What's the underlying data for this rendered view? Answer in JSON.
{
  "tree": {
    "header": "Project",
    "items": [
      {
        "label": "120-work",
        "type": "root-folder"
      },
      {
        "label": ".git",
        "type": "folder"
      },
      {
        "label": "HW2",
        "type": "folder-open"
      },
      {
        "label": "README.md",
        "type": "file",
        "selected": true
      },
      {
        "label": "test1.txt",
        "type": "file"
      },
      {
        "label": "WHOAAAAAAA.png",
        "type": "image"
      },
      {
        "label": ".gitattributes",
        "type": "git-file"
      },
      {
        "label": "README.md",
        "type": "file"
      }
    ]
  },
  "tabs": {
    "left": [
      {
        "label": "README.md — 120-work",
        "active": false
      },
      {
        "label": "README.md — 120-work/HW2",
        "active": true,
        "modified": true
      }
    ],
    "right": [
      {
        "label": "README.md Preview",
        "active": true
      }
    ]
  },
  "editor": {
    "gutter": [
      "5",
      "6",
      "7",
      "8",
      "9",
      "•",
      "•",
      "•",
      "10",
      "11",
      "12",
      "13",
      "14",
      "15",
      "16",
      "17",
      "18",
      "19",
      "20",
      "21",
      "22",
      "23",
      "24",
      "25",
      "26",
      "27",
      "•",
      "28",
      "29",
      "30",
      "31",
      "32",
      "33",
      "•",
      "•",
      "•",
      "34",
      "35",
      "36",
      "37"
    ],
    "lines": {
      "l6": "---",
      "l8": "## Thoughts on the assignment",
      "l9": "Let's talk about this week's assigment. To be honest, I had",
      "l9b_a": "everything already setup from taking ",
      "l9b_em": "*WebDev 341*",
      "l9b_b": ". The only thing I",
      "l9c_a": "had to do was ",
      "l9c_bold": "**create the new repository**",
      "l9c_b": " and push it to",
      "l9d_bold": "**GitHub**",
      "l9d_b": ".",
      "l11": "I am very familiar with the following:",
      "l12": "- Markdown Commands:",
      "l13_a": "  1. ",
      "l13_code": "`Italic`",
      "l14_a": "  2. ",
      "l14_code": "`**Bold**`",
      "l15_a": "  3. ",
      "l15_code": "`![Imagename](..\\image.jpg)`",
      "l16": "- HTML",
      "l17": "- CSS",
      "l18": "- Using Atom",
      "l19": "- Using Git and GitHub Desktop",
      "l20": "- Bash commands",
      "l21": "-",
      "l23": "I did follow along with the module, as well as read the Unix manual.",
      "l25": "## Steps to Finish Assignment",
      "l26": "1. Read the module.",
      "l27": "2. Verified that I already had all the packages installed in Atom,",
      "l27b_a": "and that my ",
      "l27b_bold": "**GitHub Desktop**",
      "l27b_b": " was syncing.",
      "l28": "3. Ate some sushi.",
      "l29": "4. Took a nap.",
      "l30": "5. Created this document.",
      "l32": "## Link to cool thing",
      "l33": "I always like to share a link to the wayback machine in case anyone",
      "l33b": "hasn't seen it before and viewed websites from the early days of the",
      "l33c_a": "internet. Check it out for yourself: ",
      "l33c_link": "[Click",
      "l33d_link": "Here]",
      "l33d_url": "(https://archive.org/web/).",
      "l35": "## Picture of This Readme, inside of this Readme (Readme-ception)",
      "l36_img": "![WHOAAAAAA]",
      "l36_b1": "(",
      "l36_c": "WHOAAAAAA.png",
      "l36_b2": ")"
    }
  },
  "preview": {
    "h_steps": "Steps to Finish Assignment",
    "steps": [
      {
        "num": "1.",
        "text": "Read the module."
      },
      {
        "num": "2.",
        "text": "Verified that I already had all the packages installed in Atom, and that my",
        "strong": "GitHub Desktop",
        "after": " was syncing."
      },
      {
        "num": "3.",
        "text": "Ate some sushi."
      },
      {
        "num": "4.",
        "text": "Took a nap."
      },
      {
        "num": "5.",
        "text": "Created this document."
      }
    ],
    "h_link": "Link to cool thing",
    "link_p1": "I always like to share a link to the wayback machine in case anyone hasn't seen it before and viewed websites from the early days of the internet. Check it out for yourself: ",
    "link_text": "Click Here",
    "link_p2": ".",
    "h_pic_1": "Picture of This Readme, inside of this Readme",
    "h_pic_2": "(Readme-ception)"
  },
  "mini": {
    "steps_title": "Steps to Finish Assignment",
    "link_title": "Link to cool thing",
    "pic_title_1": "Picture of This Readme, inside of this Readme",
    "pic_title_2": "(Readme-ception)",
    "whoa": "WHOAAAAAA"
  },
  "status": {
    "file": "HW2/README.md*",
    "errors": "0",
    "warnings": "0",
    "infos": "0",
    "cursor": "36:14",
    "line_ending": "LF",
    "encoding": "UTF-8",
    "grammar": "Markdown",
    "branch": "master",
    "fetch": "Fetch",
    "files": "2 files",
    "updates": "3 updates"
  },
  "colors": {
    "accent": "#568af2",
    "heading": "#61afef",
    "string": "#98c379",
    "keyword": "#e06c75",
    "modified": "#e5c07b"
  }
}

☆ ☆ ☆ ☆ ☆

_WRITTEN EXERCISE_
Track down every line with the word "cool" and copy it.

_RESULT_
      "l32": "## Link to cool thing",
    "h_link": "Link to cool thing",
    "link_title": "Link to cool thing",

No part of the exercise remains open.